Given exercise:
Work through the data below and give the number of lines holding "What", nothing more.

* BEGIN *

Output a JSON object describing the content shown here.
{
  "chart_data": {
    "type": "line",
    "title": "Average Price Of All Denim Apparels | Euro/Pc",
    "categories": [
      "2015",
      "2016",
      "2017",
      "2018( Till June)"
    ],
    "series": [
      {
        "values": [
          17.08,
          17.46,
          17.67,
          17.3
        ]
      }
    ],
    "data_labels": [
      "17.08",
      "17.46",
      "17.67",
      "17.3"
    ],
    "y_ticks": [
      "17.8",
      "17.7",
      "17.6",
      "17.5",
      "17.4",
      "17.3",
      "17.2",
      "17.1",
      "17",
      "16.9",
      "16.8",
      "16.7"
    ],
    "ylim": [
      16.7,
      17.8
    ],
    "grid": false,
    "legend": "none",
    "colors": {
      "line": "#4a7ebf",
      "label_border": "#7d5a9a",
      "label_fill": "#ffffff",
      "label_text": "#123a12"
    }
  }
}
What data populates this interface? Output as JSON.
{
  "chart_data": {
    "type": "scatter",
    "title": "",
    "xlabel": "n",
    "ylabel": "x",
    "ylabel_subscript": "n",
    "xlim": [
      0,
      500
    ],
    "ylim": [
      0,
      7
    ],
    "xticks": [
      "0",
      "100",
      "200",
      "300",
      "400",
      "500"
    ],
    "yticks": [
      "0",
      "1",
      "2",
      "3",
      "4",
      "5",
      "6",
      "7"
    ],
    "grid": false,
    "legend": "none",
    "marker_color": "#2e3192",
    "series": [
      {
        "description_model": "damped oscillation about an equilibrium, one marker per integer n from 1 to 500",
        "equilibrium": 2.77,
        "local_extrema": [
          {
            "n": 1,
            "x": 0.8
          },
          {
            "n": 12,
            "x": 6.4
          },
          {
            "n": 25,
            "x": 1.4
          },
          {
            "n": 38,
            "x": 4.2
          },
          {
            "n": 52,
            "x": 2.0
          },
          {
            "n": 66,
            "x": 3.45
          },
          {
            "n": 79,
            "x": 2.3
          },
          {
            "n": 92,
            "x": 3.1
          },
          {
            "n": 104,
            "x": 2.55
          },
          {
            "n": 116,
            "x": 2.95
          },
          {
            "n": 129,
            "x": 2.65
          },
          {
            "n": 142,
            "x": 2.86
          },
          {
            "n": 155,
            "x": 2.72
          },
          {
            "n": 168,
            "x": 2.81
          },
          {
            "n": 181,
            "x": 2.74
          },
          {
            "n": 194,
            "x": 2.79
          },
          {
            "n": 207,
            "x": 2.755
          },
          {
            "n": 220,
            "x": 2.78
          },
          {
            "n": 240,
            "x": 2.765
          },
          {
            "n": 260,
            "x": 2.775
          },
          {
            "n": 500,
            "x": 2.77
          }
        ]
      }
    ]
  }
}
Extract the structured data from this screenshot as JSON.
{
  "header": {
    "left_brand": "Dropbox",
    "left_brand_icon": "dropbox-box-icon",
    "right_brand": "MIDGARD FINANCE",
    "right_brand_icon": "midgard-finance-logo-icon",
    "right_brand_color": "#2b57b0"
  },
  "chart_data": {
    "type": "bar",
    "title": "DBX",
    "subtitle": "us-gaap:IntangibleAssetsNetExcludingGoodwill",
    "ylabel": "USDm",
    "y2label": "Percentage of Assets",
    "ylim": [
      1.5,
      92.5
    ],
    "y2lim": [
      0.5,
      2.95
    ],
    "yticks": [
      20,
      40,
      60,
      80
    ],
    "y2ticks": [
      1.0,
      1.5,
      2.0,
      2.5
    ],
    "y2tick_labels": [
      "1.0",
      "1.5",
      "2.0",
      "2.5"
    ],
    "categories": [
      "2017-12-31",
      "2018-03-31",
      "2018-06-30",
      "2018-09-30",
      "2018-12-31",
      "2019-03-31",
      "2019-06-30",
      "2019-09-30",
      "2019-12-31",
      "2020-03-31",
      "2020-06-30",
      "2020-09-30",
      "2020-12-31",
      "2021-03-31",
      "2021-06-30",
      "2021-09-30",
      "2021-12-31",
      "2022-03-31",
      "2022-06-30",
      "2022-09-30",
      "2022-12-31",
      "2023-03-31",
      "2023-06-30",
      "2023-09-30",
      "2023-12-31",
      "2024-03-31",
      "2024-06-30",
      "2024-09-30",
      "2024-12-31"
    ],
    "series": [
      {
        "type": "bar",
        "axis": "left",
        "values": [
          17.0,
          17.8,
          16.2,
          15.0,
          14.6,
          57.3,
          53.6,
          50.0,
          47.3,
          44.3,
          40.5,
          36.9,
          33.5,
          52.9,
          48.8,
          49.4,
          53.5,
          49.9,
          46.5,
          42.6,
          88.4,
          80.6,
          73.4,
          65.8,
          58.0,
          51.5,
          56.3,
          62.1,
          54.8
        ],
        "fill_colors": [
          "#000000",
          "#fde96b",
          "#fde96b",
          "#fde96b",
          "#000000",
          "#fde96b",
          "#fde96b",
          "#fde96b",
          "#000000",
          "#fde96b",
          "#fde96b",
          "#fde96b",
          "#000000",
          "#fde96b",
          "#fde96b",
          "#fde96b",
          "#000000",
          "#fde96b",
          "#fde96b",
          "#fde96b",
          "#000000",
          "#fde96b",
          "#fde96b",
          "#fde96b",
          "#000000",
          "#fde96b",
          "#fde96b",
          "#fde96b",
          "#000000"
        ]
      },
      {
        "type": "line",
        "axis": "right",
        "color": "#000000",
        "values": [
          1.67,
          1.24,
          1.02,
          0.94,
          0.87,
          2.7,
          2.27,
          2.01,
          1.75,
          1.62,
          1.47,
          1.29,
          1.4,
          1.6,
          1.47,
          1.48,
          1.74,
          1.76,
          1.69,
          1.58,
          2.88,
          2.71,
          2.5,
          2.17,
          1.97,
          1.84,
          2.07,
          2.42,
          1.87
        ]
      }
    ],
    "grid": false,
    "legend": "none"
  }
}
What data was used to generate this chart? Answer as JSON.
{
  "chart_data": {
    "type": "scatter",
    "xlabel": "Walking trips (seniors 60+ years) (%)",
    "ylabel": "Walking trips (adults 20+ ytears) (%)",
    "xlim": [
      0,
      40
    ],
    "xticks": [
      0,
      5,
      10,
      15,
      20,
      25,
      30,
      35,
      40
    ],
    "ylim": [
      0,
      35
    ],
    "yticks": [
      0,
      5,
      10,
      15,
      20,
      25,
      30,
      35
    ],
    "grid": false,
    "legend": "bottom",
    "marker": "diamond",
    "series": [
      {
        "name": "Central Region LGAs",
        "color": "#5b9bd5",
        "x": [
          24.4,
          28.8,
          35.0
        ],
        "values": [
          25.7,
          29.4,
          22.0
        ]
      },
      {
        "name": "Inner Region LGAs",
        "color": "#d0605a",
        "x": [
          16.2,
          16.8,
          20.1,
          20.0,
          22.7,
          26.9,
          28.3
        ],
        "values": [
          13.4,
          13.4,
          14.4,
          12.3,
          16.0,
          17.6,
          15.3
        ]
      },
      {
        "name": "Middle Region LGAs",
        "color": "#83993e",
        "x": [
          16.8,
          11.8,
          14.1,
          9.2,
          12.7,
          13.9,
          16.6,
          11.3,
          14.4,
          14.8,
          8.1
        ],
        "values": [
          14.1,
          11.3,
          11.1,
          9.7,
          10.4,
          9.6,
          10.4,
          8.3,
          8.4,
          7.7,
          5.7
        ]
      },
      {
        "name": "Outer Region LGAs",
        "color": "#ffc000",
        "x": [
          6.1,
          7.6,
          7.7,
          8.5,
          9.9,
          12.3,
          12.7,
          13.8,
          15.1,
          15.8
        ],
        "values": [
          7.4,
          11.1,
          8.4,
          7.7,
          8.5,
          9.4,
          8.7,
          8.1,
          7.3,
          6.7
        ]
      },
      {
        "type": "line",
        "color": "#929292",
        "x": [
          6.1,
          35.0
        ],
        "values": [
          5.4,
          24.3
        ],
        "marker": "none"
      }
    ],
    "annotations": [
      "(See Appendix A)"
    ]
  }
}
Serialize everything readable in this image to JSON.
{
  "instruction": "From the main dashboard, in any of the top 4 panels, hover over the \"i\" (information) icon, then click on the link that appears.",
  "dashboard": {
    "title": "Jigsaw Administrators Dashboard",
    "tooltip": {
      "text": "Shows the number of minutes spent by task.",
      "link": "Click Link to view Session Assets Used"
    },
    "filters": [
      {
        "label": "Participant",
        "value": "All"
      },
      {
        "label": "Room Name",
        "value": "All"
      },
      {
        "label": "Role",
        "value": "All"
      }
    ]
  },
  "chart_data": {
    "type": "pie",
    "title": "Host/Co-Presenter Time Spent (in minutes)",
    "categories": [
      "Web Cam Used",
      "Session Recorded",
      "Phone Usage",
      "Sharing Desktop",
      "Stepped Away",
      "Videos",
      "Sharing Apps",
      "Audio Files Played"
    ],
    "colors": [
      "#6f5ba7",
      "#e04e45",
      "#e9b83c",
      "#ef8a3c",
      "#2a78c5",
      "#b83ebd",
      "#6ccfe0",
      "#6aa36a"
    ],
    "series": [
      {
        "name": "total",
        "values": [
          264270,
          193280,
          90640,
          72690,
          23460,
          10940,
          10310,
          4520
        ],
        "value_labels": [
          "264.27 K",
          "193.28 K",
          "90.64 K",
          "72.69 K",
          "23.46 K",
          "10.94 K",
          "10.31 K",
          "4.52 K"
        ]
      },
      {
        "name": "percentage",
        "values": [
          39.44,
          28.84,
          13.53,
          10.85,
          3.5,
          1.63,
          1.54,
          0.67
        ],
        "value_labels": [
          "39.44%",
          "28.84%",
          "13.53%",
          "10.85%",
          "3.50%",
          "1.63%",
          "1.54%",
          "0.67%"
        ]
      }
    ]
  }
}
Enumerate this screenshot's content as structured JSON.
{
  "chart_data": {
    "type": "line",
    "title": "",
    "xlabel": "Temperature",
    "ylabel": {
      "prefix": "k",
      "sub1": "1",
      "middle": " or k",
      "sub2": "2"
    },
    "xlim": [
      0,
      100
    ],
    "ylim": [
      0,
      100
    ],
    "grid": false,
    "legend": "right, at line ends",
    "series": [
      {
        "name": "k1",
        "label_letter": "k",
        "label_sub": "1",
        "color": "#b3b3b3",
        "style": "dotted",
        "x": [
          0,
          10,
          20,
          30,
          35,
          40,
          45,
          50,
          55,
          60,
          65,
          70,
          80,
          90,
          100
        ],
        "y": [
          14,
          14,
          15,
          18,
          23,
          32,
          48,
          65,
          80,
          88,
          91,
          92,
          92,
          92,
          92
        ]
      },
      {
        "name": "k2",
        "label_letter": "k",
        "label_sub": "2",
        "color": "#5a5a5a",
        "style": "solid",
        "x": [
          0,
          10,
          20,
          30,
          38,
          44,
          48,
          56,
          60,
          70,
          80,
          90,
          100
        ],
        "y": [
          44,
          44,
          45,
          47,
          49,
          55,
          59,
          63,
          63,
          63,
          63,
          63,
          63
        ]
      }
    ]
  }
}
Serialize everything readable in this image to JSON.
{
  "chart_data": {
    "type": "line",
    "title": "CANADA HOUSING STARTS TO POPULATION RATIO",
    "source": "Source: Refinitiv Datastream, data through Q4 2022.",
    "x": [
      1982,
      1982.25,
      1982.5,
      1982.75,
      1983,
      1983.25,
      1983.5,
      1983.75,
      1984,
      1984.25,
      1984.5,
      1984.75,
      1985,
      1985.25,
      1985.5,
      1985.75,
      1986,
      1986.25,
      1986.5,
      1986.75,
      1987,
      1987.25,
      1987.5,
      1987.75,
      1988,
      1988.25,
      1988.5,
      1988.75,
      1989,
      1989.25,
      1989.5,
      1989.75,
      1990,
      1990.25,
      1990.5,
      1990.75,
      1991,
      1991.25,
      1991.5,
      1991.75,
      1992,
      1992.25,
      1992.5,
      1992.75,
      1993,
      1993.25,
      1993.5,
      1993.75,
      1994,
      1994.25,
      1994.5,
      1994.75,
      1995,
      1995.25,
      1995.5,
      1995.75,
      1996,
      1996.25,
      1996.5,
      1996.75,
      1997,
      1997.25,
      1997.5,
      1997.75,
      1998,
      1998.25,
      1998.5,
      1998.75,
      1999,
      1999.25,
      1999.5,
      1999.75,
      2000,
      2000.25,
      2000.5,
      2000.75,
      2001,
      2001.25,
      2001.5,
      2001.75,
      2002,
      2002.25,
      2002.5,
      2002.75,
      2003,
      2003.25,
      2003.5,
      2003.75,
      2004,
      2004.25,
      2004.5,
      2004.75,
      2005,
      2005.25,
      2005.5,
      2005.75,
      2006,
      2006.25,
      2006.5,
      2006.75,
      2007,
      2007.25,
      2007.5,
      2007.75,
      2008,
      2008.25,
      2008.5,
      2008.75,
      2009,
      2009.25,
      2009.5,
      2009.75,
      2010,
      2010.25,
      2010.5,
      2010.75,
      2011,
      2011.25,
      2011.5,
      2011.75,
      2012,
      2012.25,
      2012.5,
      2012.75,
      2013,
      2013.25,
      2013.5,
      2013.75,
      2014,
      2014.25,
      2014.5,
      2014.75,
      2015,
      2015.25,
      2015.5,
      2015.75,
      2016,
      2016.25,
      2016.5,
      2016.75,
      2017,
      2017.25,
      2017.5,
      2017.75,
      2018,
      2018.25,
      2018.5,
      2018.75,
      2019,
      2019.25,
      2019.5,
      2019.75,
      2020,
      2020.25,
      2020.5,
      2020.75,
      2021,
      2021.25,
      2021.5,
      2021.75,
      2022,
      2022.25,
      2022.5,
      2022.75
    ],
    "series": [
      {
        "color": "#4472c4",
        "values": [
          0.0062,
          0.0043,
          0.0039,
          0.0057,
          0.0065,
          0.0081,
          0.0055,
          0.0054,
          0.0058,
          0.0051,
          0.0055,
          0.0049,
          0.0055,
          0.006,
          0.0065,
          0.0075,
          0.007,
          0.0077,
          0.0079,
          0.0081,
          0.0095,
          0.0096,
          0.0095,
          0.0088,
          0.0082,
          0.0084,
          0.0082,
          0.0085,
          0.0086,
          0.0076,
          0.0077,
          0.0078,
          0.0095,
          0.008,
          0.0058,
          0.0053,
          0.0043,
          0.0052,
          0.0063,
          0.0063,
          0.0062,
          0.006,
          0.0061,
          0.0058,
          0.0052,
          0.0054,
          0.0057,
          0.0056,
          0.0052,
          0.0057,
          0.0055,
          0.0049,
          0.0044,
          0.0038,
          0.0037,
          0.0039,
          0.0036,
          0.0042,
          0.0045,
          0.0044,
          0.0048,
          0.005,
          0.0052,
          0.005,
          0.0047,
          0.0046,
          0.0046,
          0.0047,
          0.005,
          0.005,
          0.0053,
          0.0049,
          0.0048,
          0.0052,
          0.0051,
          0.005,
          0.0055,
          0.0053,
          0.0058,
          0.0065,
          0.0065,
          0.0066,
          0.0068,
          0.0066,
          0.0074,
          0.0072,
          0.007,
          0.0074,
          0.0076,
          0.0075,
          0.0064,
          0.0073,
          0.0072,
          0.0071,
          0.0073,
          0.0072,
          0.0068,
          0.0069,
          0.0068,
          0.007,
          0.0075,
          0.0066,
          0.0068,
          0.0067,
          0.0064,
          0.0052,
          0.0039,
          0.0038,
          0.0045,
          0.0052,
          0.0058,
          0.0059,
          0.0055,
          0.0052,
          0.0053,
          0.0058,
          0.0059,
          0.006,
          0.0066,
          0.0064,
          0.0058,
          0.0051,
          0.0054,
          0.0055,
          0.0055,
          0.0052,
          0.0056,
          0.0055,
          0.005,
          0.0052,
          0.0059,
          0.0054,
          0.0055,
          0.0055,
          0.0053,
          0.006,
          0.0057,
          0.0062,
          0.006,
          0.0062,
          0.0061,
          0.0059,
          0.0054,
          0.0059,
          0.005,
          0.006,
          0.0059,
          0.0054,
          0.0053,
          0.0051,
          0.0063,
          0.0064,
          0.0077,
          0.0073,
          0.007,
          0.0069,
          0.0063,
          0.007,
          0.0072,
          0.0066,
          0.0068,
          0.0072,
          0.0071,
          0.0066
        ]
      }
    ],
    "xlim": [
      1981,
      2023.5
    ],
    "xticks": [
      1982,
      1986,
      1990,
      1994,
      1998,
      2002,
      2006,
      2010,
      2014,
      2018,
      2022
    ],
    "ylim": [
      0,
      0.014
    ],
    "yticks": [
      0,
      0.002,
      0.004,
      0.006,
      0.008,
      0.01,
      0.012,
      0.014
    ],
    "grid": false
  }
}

* END *

Exercise output:
2